**Short exercise**.
Reproduce each line exactly. Skip none.

+++

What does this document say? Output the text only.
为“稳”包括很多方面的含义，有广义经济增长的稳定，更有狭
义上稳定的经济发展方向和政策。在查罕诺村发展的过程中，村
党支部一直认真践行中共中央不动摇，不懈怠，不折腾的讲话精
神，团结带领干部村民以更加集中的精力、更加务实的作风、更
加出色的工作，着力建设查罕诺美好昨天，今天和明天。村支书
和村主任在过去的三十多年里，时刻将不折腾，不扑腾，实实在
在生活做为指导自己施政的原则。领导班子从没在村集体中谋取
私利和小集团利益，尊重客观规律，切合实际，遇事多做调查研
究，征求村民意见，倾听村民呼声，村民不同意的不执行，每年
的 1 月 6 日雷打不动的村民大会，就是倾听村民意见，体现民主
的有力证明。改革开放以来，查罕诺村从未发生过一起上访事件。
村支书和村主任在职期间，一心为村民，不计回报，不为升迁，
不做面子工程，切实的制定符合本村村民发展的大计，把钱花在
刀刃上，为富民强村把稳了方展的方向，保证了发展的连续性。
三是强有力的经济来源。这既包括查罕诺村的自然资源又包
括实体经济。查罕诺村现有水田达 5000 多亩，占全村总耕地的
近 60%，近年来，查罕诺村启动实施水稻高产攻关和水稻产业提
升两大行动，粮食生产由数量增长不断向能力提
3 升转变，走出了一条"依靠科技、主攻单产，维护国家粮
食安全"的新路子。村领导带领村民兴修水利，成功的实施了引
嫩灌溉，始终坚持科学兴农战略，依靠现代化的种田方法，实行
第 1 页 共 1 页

+++

**Written solution**.
What does this document say? Output the text only.
为“稳”包括很多方面的含义，有广义经济增长的稳定，更有狭
义上稳定的经济发展方向和政策。在查罕诺村发展的过程中，村
党支部一直认真践行中共中央不动摇，不懈怠，不折腾的讲话精
神，团结带领干部村民以更加集中的精力、更加务实的作风、更
加出色的工作，着力建设查罕诺美好昨天，今天和明天。村支书
和村主任在过去的三十多年里，时刻将不折腾，不扑腾，实实在
在生活做为指导自己施政的原则。领导班子从没在村集体中谋取
私利和小集团利益，尊重客观规律，切合实际，遇事多做调查研
究，征求村民意见，倾听村民呼声，村民不同意的不执行，每年
的 1 月 6 日雷打不动的村民大会，就是倾听村民意见，体现民主
的有力证明。改革开放以来，查罕诺村从未发生过一起上访事件。
村支书和村主任在职期间，一心为村民，不计回报，不为升迁，
不做面子工程，切实的制定符合本村村民发展的大计，把钱花在
刀刃上，为富民强村把稳了方展的方向，保证了发展的连续性。
三是强有力的经济来源。这既包括查罕诺村的自然资源又包
括实体经济。查罕诺村现有水田达 5000 多亩，占全村总耕地的
近 60%，近年来，查罕诺村启动实施水稻高产攻关和水稻产业提
升两大行动，粮食生产由数量增长不断向能力提
3 升转变，走出了一条"依靠科技、主攻单产，维护国家粮
食安全"的新路子。村领导带领村民兴修水利，成功的实施了引
嫩灌溉，始终坚持科学兴农战略，依靠现代化的种田方法，实行
第 1 页 共 1 页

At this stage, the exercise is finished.